> [Problem requirements]
Leave out the pictures and repeat every record exactly.

> [Excerpted data]
----

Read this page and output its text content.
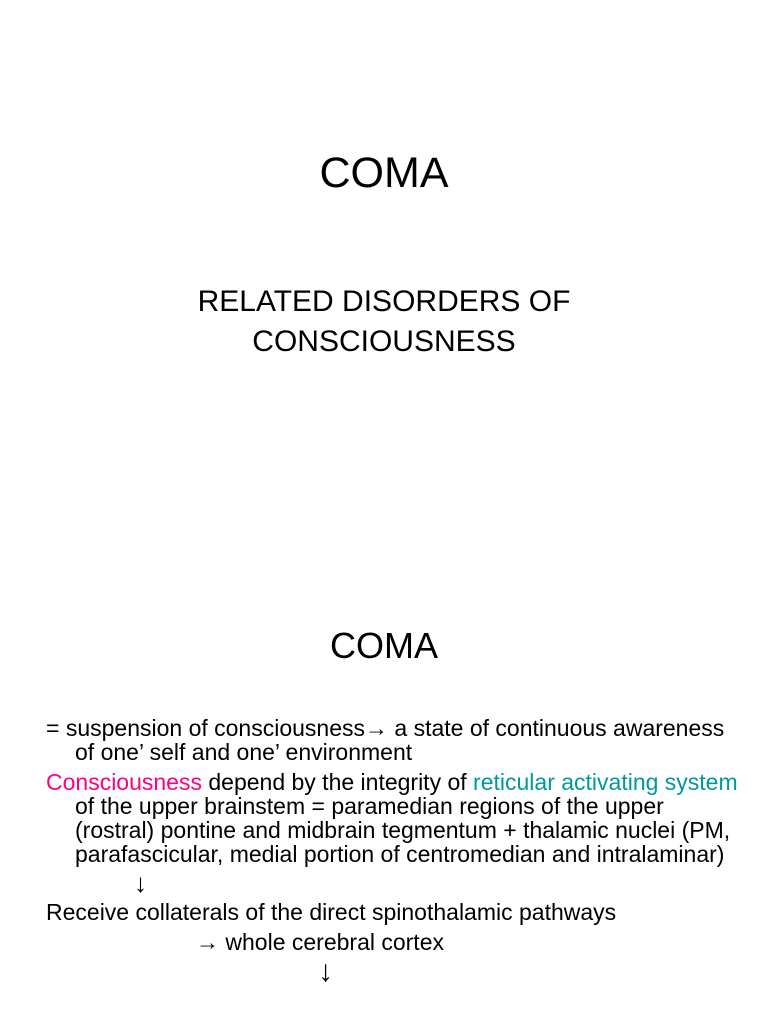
COMA
RELATED DISORDERS OF
CONSCIOUSNESS
COMA

= suspension of consciousness→ a state of continuous awareness of one’ self and one’ environment

Consciousness depend by the integrity of reticular activating system of the upper brainstem = paramedian regions of the upper (rostral) pontine and midbrain tegmentum + thalamic nuclei (PM, parafascicular, medial portion of centromedian and intralaminar)

↓

Receive collaterals of the direct spinothalamic pathways

→ whole cerebral cortex

↓
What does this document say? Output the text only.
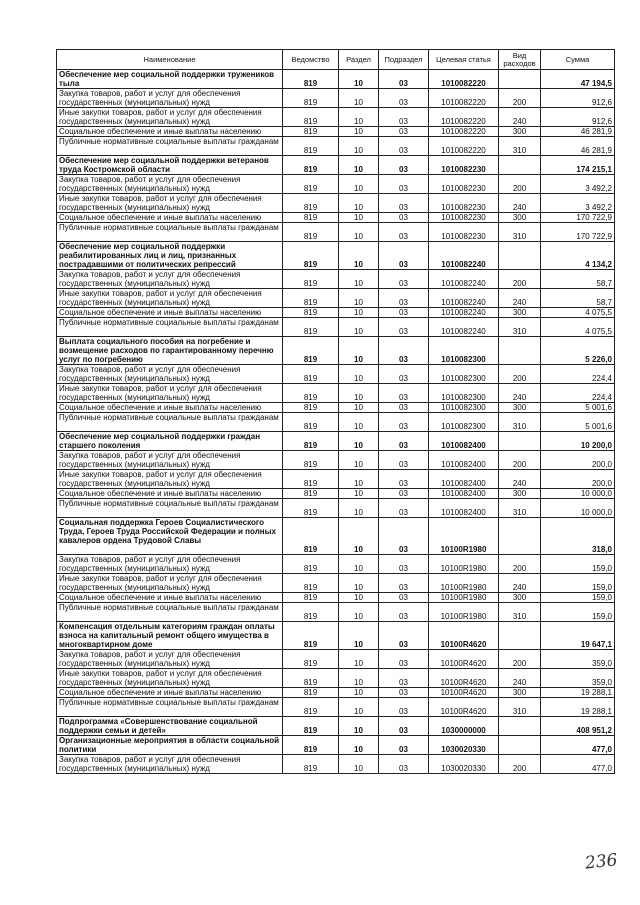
Наименование	Ведомство	Раздел	Подраздел	Целевая статья	Вид расходов	Сумма
Обеспечение мер социальной поддержки тружеников тыла	819	10	03	1010082220		47 194,5
Закупка товаров, работ и услуг для обеспечения государственных (муниципальных) нужд	819	10	03	1010082220	200	912,6
Иные закупки товаров, работ и услуг для обеспечения государственных (муниципальных) нужд	819	10	03	1010082220	240	912,6
Социальное обеспечение и иные выплаты населению	819	10	03	1010082220	300	46 281,9
Публичные нормативные социальные выплаты гражданам	819	10	03	1010082220	310	46 281,9
Обеспечение мер социальной поддержки ветеранов труда Костромской области	819	10	03	1010082230		174 215,1
Закупка товаров, работ и услуг для обеспечения государственных (муниципальных) нужд	819	10	03	1010082230	200	3 492,2
Иные закупки товаров, работ и услуг для обеспечения государственных (муниципальных) нужд	819	10	03	1010082230	240	3 492,2
Социальное обеспечение и иные выплаты населению	819	10	03	1010082230	300	170 722,9
Публичные нормативные социальные выплаты гражданам	819	10	03	1010082230	310	170 722,9
Обеспечение мер социальной поддержки реабилитированных лиц и лиц, признанных пострадавшими от политических репрессий	819	10	03	1010082240		4 134,2
Закупка товаров, работ и услуг для обеспечения государственных (муниципальных) нужд	819	10	03	1010082240	200	58,7
Иные закупки товаров, работ и услуг для обеспечения государственных (муниципальных) нужд	819	10	03	1010082240	240	58,7
Социальное обеспечение и иные выплаты населению	819	10	03	1010082240	300	4 075,5
Публичные нормативные социальные выплаты гражданам	819	10	03	1010082240	310	4 075,5
Выплата социального пособия на погребение и возмещение расходов по гарантированному перечню услуг по погребению	819	10	03	1010082300		5 226,0
Закупка товаров, работ и услуг для обеспечения государственных (муниципальных) нужд	819	10	03	1010082300	200	224,4
Иные закупки товаров, работ и услуг для обеспечения государственных (муниципальных) нужд	819	10	03	1010082300	240	224,4
Социальное обеспечение и иные выплаты населению	819	10	03	1010082300	300	5 001,6
Публичные нормативные социальные выплаты гражданам	819	10	03	1010082300	310	5 001,6
Обеспечение мер социальной поддержки граждан старшего поколения	819	10	03	1010082400		10 200,0
Закупка товаров, работ и услуг для обеспечения государственных (муниципальных) нужд	819	10	03	1010082400	200	200,0
Иные закупки товаров, работ и услуг для обеспечения государственных (муниципальных) нужд	819	10	03	1010082400	240	200,0
Социальное обеспечение и иные выплаты населению	819	10	03	1010082400	300	10 000,0
Публичные нормативные социальные выплаты гражданам	819	10	03	1010082400	310	10 000,0
Социальная поддержка Героев Социалистического Труда, Героев Труда Российской Федерации и полных кавалеров ордена Трудовой Славы	819	10	03	10100R1980		318,0
Закупка товаров, работ и услуг для обеспечения государственных (муниципальных) нужд	819	10	03	10100R1980	200	159,0
Иные закупки товаров, работ и услуг для обеспечения государственных (муниципальных) нужд	819	10	03	10100R1980	240	159,0
Социальное обеспечение и иные выплаты населению	819	10	03	10100R1980	300	159,0
Публичные нормативные социальные выплаты гражданам	819	10	03	10100R1980	310	159,0
Компенсация отдельным категориям граждан оплаты взноса на капитальный ремонт общего имущества в многоквартирном доме	819	10	03	10100R4620		19 647,1
Закупка товаров, работ и услуг для обеспечения государственных (муниципальных) нужд	819	10	03	10100R4620	200	359,0
Иные закупки товаров, работ и услуг для обеспечения государственных (муниципальных) нужд	819	10	03	10100R4620	240	359,0
Социальное обеспечение и иные выплаты населению	819	10	03	10100R4620	300	19 288,1
Публичные нормативные социальные выплаты гражданам	819	10	03	10100R4620	310	19 288,1
Подпрограмма «Совершенствование социальной поддержки семьи и детей»	819	10	03	1030000000		408 951,2
Организационные мероприятия в области социальной политики	819	10	03	1030020330		477,0
Закупка товаров, работ и услуг для обеспечения государственных (муниципальных) нужд	819	10	03	1030020330	200	477,0
236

----

> [Result of this exercise]
Read this page and output its text content.
COMA
RELATED DISORDERS OF
CONSCIOUSNESS
COMA

= suspension of consciousness→ a state of continuous awareness of one’ self and one’ environment

Consciousness depend by the integrity of reticular activating system of the upper brainstem = paramedian regions of the upper (rostral) pontine and midbrain tegmentum + thalamic nuclei (PM, parafascicular, medial portion of centromedian and intralaminar)

↓

Receive collaterals of the direct spinothalamic pathways

→ whole cerebral cortex

↓
What does this document say? Output the text only.
Наименование	Ведомство	Раздел	Подраздел	Целевая статья	Вид расходов	Сумма
Обеспечение мер социальной поддержки тружеников тыла	819	10	03	1010082220		47 194,5
Закупка товаров, работ и услуг для обеспечения государственных (муниципальных) нужд	819	10	03	1010082220	200	912,6
Иные закупки товаров, работ и услуг для обеспечения государственных (муниципальных) нужд	819	10	03	1010082220	240	912,6
Социальное обеспечение и иные выплаты населению	819	10	03	1010082220	300	46 281,9
Публичные нормативные социальные выплаты гражданам	819	10	03	1010082220	310	46 281,9
Обеспечение мер социальной поддержки ветеранов труда Костромской области	819	10	03	1010082230		174 215,1
Закупка товаров, работ и услуг для обеспечения государственных (муниципальных) нужд	819	10	03	1010082230	200	3 492,2
Иные закупки товаров, работ и услуг для обеспечения государственных (муниципальных) нужд	819	10	03	1010082230	240	3 492,2
Социальное обеспечение и иные выплаты населению	819	10	03	1010082230	300	170 722,9
Публичные нормативные социальные выплаты гражданам	819	10	03	1010082230	310	170 722,9
Обеспечение мер социальной поддержки реабилитированных лиц и лиц, признанных пострадавшими от политических репрессий	819	10	03	1010082240		4 134,2
Закупка товаров, работ и услуг для обеспечения государственных (муниципальных) нужд	819	10	03	1010082240	200	58,7
Иные закупки товаров, работ и услуг для обеспечения государственных (муниципальных) нужд	819	10	03	1010082240	240	58,7
Социальное обеспечение и иные выплаты населению	819	10	03	1010082240	300	4 075,5
Публичные нормативные социальные выплаты гражданам	819	10	03	1010082240	310	4 075,5
Выплата социального пособия на погребение и возмещение расходов по гарантированному перечню услуг по погребению	819	10	03	1010082300		5 226,0
Закупка товаров, работ и услуг для обеспечения государственных (муниципальных) нужд	819	10	03	1010082300	200	224,4
Иные закупки товаров, работ и услуг для обеспечения государственных (муниципальных) нужд	819	10	03	1010082300	240	224,4
Социальное обеспечение и иные выплаты населению	819	10	03	1010082300	300	5 001,6
Публичные нормативные социальные выплаты гражданам	819	10	03	1010082300	310	5 001,6
Обеспечение мер социальной поддержки граждан старшего поколения	819	10	03	1010082400		10 200,0
Закупка товаров, работ и услуг для обеспечения государственных (муниципальных) нужд	819	10	03	1010082400	200	200,0
Иные закупки товаров, работ и услуг для обеспечения государственных (муниципальных) нужд	819	10	03	1010082400	240	200,0
Социальное обеспечение и иные выплаты населению	819	10	03	1010082400	300	10 000,0
Публичные нормативные социальные выплаты гражданам	819	10	03	1010082400	310	10 000,0
Социальная поддержка Героев Социалистического Труда, Героев Труда Российской Федерации и полных кавалеров ордена Трудовой Славы	819	10	03	10100R1980		318,0
Закупка товаров, работ и услуг для обеспечения государственных (муниципальных) нужд	819	10	03	10100R1980	200	159,0
Иные закупки товаров, работ и услуг для обеспечения государственных (муниципальных) нужд	819	10	03	10100R1980	240	159,0
Социальное обеспечение и иные выплаты населению	819	10	03	10100R1980	300	159,0
Публичные нормативные социальные выплаты гражданам	819	10	03	10100R1980	310	159,0
Компенсация отдельным категориям граждан оплаты взноса на капитальный ремонт общего имущества в многоквартирном доме	819	10	03	10100R4620		19 647,1
Закупка товаров, работ и услуг для обеспечения государственных (муниципальных) нужд	819	10	03	10100R4620	200	359,0
Иные закупки товаров, работ и услуг для обеспечения государственных (муниципальных) нужд	819	10	03	10100R4620	240	359,0
Социальное обеспечение и иные выплаты населению	819	10	03	10100R4620	300	19 288,1
Публичные нормативные социальные выплаты гражданам	819	10	03	10100R4620	310	19 288,1
Подпрограмма «Совершенствование социальной поддержки семьи и детей»	819	10	03	1030000000		408 951,2
Организационные мероприятия в области социальной политики	819	10	03	1030020330		477,0
Закупка товаров, работ и услуг для обеспечения государственных (муниципальных) нужд	819	10	03	1030020330	200	477,0
236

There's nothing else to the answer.